### [JOB]
Your task is to locate every line holding the string "this" and to copy each of them.

### [GIVEN RECORDS]

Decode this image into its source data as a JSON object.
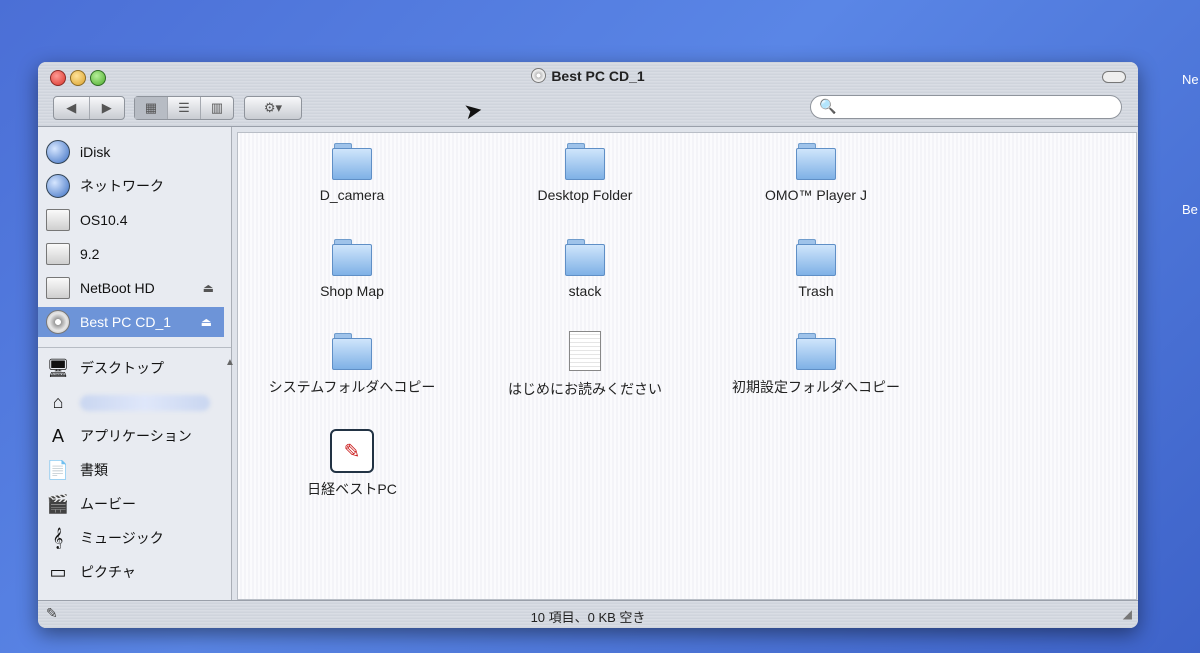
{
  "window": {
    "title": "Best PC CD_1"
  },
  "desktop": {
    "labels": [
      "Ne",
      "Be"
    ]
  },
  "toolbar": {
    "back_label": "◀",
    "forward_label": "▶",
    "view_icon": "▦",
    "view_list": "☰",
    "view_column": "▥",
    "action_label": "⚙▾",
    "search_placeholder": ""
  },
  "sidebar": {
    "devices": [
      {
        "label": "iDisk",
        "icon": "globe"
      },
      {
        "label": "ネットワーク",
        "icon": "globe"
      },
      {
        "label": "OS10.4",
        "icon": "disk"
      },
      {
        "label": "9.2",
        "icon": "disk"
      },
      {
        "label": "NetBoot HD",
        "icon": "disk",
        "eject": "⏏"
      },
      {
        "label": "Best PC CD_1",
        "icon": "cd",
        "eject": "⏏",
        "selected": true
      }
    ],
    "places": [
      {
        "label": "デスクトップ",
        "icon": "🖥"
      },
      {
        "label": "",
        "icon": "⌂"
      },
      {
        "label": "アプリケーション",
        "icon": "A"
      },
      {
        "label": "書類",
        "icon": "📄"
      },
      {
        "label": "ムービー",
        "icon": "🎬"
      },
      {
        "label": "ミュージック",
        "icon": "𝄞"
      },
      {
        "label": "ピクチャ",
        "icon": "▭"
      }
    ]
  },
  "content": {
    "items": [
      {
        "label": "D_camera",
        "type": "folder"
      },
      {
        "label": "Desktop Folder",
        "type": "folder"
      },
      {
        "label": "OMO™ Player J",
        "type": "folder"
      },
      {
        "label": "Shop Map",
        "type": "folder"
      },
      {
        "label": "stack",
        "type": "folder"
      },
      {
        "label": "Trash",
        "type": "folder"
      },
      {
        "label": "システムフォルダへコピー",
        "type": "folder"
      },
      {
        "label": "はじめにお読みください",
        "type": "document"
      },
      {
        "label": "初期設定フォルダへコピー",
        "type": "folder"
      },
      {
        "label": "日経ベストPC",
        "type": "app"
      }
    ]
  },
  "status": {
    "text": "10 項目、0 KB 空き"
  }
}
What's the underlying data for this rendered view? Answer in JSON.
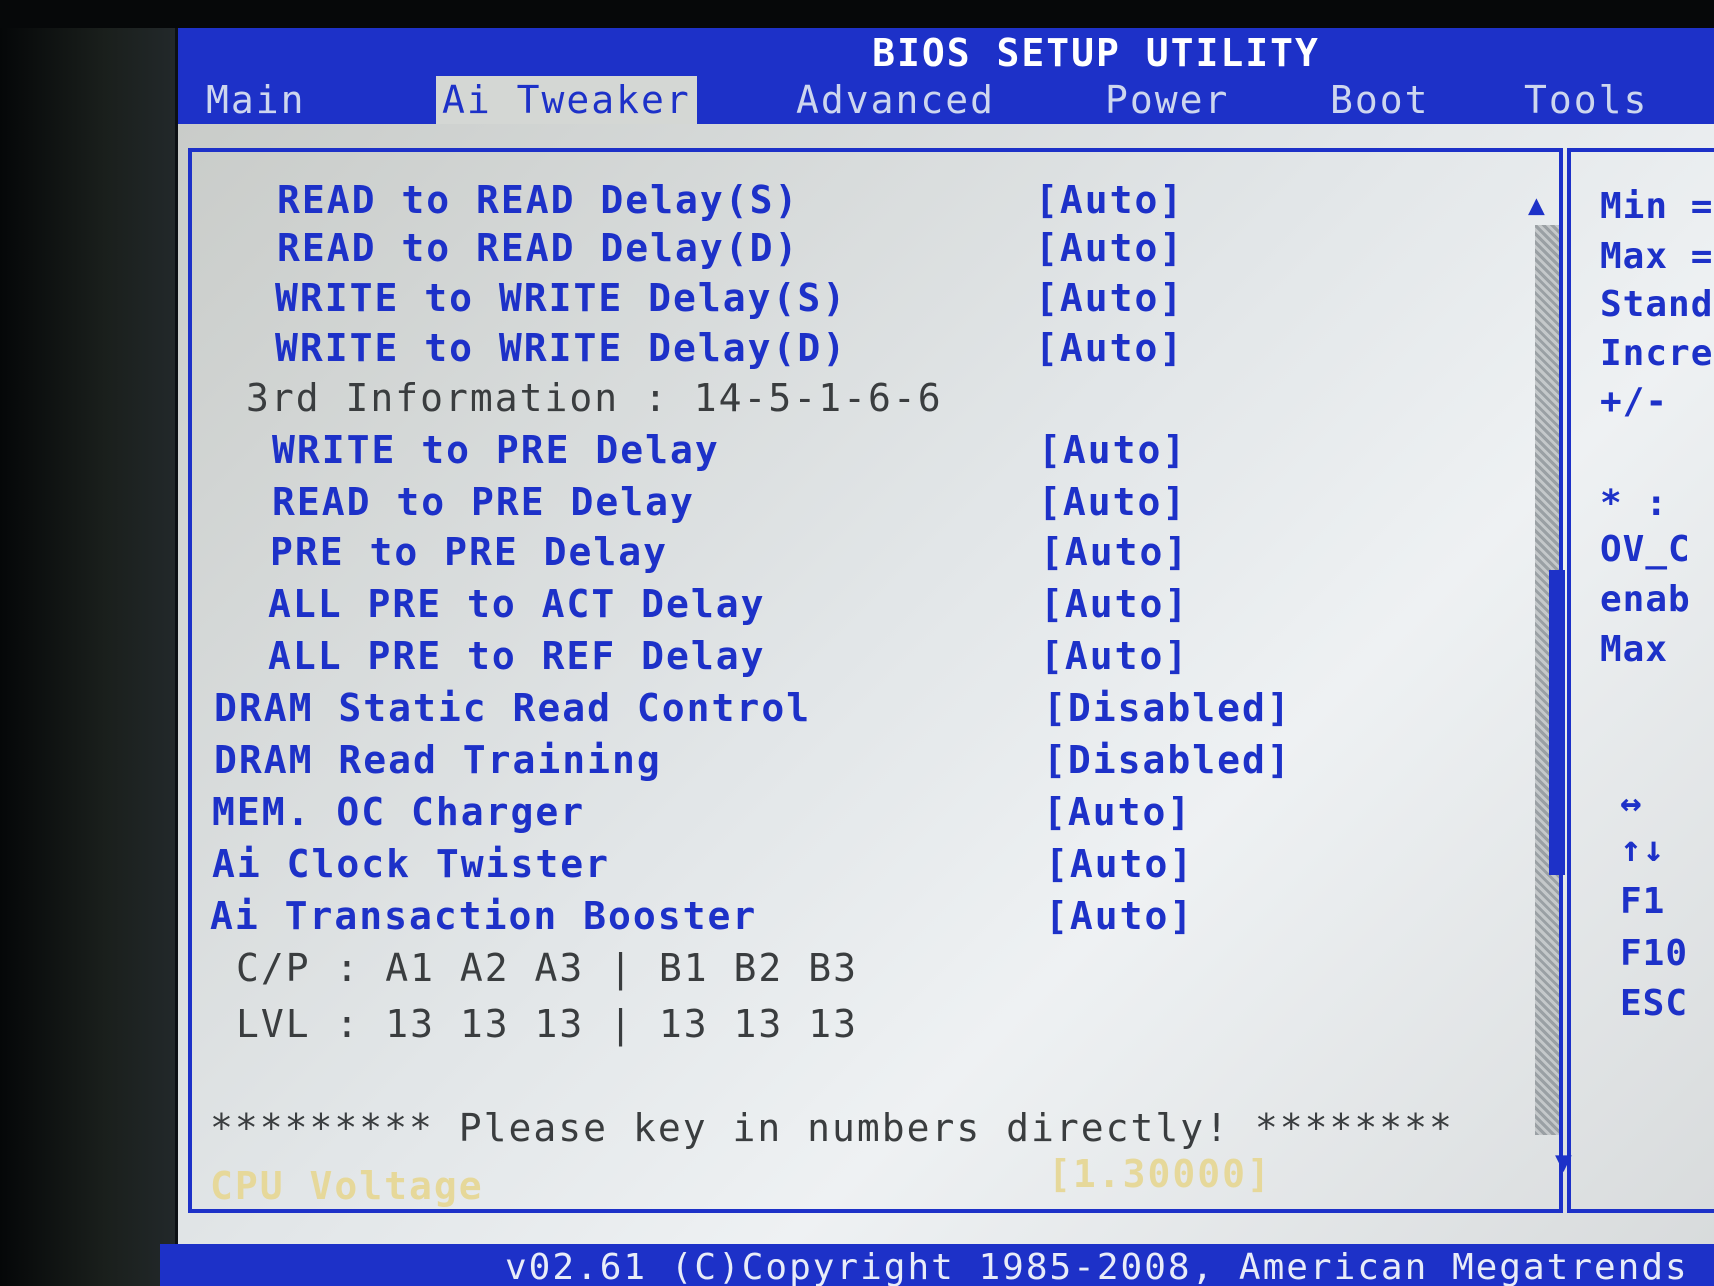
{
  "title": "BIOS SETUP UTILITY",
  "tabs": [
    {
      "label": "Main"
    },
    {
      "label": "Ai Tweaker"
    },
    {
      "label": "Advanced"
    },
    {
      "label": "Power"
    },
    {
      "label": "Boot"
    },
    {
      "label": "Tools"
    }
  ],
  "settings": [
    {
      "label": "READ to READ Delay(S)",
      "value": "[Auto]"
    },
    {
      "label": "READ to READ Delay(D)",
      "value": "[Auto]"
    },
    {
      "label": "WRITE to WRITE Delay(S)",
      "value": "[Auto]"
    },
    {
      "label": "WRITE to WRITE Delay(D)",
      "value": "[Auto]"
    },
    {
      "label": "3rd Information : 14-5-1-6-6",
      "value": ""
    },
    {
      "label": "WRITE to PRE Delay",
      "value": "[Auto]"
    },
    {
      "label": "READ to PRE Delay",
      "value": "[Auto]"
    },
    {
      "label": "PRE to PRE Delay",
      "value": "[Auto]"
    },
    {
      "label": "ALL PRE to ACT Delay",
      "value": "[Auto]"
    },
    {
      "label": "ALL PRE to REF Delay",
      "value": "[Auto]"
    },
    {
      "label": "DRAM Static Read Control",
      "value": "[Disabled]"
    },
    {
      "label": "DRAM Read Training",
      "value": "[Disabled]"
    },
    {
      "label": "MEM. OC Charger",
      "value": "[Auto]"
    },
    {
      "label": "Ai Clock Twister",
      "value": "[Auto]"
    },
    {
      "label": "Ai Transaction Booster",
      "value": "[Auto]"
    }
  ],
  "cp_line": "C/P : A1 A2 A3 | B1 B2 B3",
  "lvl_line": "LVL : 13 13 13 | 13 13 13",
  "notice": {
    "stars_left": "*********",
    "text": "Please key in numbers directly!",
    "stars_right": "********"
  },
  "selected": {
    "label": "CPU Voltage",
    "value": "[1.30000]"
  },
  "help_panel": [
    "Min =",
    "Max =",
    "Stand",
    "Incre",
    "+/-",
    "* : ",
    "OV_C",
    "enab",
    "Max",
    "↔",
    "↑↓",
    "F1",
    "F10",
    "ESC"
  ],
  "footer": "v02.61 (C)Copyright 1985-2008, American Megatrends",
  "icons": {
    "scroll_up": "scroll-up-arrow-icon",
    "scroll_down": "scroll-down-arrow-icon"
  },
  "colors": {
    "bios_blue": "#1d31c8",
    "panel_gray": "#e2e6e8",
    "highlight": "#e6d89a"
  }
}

### [CORRECT RESPONSE]
Decode this image into its source data as a JSON object.
What's the underlying data for this rendered view? Answer in JSON.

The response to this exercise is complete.